What the task requires:
Output the material exactly, but drop every image it holds.

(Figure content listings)
****************

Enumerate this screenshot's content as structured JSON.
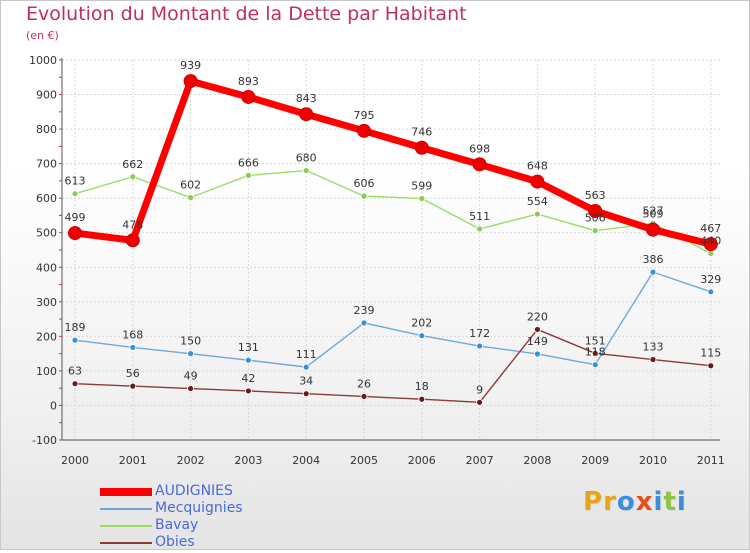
{
  "title": "Evolution du Montant de la Dette par Habitant",
  "subtitle": "(en €)",
  "logo": {
    "text": "Proxiti",
    "letter_colors": [
      "#e8a21c",
      "#e8a21c",
      "#3a8fd8",
      "#e84e1c",
      "#3a8fd8",
      "#8cc63f",
      "#3a8fd8"
    ]
  },
  "chart_data": {
    "type": "line",
    "title": "Evolution du Montant de la Dette par Habitant",
    "subtitle": "(en €)",
    "xlabel": "",
    "ylabel": "",
    "ylim": [
      -100,
      1000
    ],
    "yticks": [
      -100,
      0,
      100,
      200,
      300,
      400,
      500,
      600,
      700,
      800,
      900,
      1000
    ],
    "x": [
      "2000",
      "2001",
      "2002",
      "2003",
      "2004",
      "2005",
      "2006",
      "2007",
      "2008",
      "2009",
      "2010",
      "2011"
    ],
    "grid": true,
    "legend_position": "bottom-left",
    "series": [
      {
        "name": "AUDIGNIES",
        "color": "#ff0000",
        "thick": true,
        "values": [
          499,
          478,
          939,
          893,
          843,
          795,
          746,
          698,
          648,
          563,
          509,
          467
        ],
        "labels": [
          "499",
          "478",
          "939",
          "893",
          "843",
          "795",
          "746",
          "698",
          "648",
          "563",
          "509",
          "467"
        ]
      },
      {
        "name": "Mecquignies",
        "color": "#6fa8d8",
        "marker": "#3a8fd8",
        "thick": false,
        "values": [
          189,
          168,
          150,
          131,
          111,
          239,
          202,
          172,
          149,
          118,
          386,
          329
        ],
        "labels": [
          "189",
          "168",
          "150",
          "131",
          "111",
          "239",
          "202",
          "172",
          "149",
          "118",
          "386",
          "329"
        ]
      },
      {
        "name": "Bavay",
        "color": "#99dd66",
        "marker": "#88cc55",
        "thick": false,
        "values": [
          613,
          662,
          602,
          666,
          680,
          606,
          599,
          511,
          554,
          506,
          527,
          440
        ],
        "labels": [
          "613",
          "662",
          "602",
          "666",
          "680",
          "606",
          "599",
          "511",
          "554",
          "506",
          "527",
          "440"
        ]
      },
      {
        "name": "Obies",
        "color": "#8b3a3a",
        "marker": "#6b1a1a",
        "thick": false,
        "values": [
          63,
          56,
          49,
          42,
          34,
          26,
          18,
          9,
          220,
          151,
          133,
          115
        ],
        "labels": [
          "63",
          "56",
          "49",
          "42",
          "34",
          "26",
          "18",
          "9",
          "220",
          "151",
          "133",
          "115"
        ]
      }
    ]
  }
}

****************

Written response:
Enumerate this screenshot's content as structured JSON.
{
  "title": "Evolution du Montant de la Dette par Habitant",
  "subtitle": "(en €)",
  "logo": {
    "text": "Proxiti",
    "letter_colors": [
      "#e8a21c",
      "#e8a21c",
      "#3a8fd8",
      "#e84e1c",
      "#3a8fd8",
      "#8cc63f",
      "#3a8fd8"
    ]
  },
  "chart_data": {
    "type": "line",
    "title": "Evolution du Montant de la Dette par Habitant",
    "subtitle": "(en €)",
    "xlabel": "",
    "ylabel": "",
    "ylim": [
      -100,
      1000
    ],
    "yticks": [
      -100,
      0,
      100,
      200,
      300,
      400,
      500,
      600,
      700,
      800,
      900,
      1000
    ],
    "x": [
      "2000",
      "2001",
      "2002",
      "2003",
      "2004",
      "2005",
      "2006",
      "2007",
      "2008",
      "2009",
      "2010",
      "2011"
    ],
    "grid": true,
    "legend_position": "bottom-left",
    "series": [
      {
        "name": "AUDIGNIES",
        "color": "#ff0000",
        "thick": true,
        "values": [
          499,
          478,
          939,
          893,
          843,
          795,
          746,
          698,
          648,
          563,
          509,
          467
        ],
        "labels": [
          "499",
          "478",
          "939",
          "893",
          "843",
          "795",
          "746",
          "698",
          "648",
          "563",
          "509",
          "467"
        ]
      },
      {
        "name": "Mecquignies",
        "color": "#6fa8d8",
        "marker": "#3a8fd8",
        "thick": false,
        "values": [
          189,
          168,
          150,
          131,
          111,
          239,
          202,
          172,
          149,
          118,
          386,
          329
        ],
        "labels": [
          "189",
          "168",
          "150",
          "131",
          "111",
          "239",
          "202",
          "172",
          "149",
          "118",
          "386",
          "329"
        ]
      },
      {
        "name": "Bavay",
        "color": "#99dd66",
        "marker": "#88cc55",
        "thick": false,
        "values": [
          613,
          662,
          602,
          666,
          680,
          606,
          599,
          511,
          554,
          506,
          527,
          440
        ],
        "labels": [
          "613",
          "662",
          "602",
          "666",
          "680",
          "606",
          "599",
          "511",
          "554",
          "506",
          "527",
          "440"
        ]
      },
      {
        "name": "Obies",
        "color": "#8b3a3a",
        "marker": "#6b1a1a",
        "thick": false,
        "values": [
          63,
          56,
          49,
          42,
          34,
          26,
          18,
          9,
          220,
          151,
          133,
          115
        ],
        "labels": [
          "63",
          "56",
          "49",
          "42",
          "34",
          "26",
          "18",
          "9",
          "220",
          "151",
          "133",
          "115"
        ]
      }
    ]
  }
}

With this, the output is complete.